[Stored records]
+ + + +
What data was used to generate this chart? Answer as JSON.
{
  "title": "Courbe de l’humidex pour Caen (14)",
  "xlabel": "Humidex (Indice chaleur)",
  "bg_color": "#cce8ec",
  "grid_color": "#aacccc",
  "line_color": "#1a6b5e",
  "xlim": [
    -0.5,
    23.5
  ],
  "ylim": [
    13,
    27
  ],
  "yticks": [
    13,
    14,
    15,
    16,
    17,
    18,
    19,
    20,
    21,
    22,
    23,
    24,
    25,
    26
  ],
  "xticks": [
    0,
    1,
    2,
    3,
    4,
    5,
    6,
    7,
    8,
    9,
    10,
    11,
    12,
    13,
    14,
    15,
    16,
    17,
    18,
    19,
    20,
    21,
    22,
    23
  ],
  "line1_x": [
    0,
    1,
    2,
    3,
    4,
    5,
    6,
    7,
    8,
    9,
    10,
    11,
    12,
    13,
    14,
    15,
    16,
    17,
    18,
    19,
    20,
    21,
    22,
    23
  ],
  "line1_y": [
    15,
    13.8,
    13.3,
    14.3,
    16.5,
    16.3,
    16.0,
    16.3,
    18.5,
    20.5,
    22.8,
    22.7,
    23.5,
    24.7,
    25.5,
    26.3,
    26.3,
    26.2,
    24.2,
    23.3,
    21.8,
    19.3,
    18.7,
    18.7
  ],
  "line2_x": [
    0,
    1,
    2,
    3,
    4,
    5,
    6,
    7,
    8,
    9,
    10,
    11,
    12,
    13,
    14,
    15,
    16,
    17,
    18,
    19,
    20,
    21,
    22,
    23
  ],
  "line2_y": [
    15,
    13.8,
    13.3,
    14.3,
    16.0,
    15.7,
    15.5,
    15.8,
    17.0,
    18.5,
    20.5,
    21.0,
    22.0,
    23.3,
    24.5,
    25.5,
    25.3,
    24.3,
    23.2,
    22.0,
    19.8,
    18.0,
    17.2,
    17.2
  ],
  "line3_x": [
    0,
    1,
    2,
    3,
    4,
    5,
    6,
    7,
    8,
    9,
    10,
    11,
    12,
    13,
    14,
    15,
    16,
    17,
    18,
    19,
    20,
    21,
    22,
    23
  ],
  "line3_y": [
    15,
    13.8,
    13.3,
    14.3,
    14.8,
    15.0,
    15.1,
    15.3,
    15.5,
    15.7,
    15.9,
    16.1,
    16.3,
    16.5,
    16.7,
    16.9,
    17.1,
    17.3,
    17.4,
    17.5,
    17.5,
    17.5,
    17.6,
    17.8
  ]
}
+ + + +
● Your goal
Repeat every line of the data, exactly and in full.

● Written answer
What data was used to generate this chart? Answer as JSON.
{
  "title": "Courbe de l’humidex pour Caen (14)",
  "xlabel": "Humidex (Indice chaleur)",
  "bg_color": "#cce8ec",
  "grid_color": "#aacccc",
  "line_color": "#1a6b5e",
  "xlim": [
    -0.5,
    23.5
  ],
  "ylim": [
    13,
    27
  ],
  "yticks": [
    13,
    14,
    15,
    16,
    17,
    18,
    19,
    20,
    21,
    22,
    23,
    24,
    25,
    26
  ],
  "xticks": [
    0,
    1,
    2,
    3,
    4,
    5,
    6,
    7,
    8,
    9,
    10,
    11,
    12,
    13,
    14,
    15,
    16,
    17,
    18,
    19,
    20,
    21,
    22,
    23
  ],
  "line1_x": [
    0,
    1,
    2,
    3,
    4,
    5,
    6,
    7,
    8,
    9,
    10,
    11,
    12,
    13,
    14,
    15,
    16,
    17,
    18,
    19,
    20,
    21,
    22,
    23
  ],
  "line1_y": [
    15,
    13.8,
    13.3,
    14.3,
    16.5,
    16.3,
    16.0,
    16.3,
    18.5,
    20.5,
    22.8,
    22.7,
    23.5,
    24.7,
    25.5,
    26.3,
    26.3,
    26.2,
    24.2,
    23.3,
    21.8,
    19.3,
    18.7,
    18.7
  ],
  "line2_x": [
    0,
    1,
    2,
    3,
    4,
    5,
    6,
    7,
    8,
    9,
    10,
    11,
    12,
    13,
    14,
    15,
    16,
    17,
    18,
    19,
    20,
    21,
    22,
    23
  ],
  "line2_y": [
    15,
    13.8,
    13.3,
    14.3,
    16.0,
    15.7,
    15.5,
    15.8,
    17.0,
    18.5,
    20.5,
    21.0,
    22.0,
    23.3,
    24.5,
    25.5,
    25.3,
    24.3,
    23.2,
    22.0,
    19.8,
    18.0,
    17.2,
    17.2
  ],
  "line3_x": [
    0,
    1,
    2,
    3,
    4,
    5,
    6,
    7,
    8,
    9,
    10,
    11,
    12,
    13,
    14,
    15,
    16,
    17,
    18,
    19,
    20,
    21,
    22,
    23
  ],
  "line3_y": [
    15,
    13.8,
    13.3,
    14.3,
    14.8,
    15.0,
    15.1,
    15.3,
    15.5,
    15.7,
    15.9,
    16.1,
    16.3,
    16.5,
    16.7,
    16.9,
    17.1,
    17.3,
    17.4,
    17.5,
    17.5,
    17.5,
    17.6,
    17.8
  ]
}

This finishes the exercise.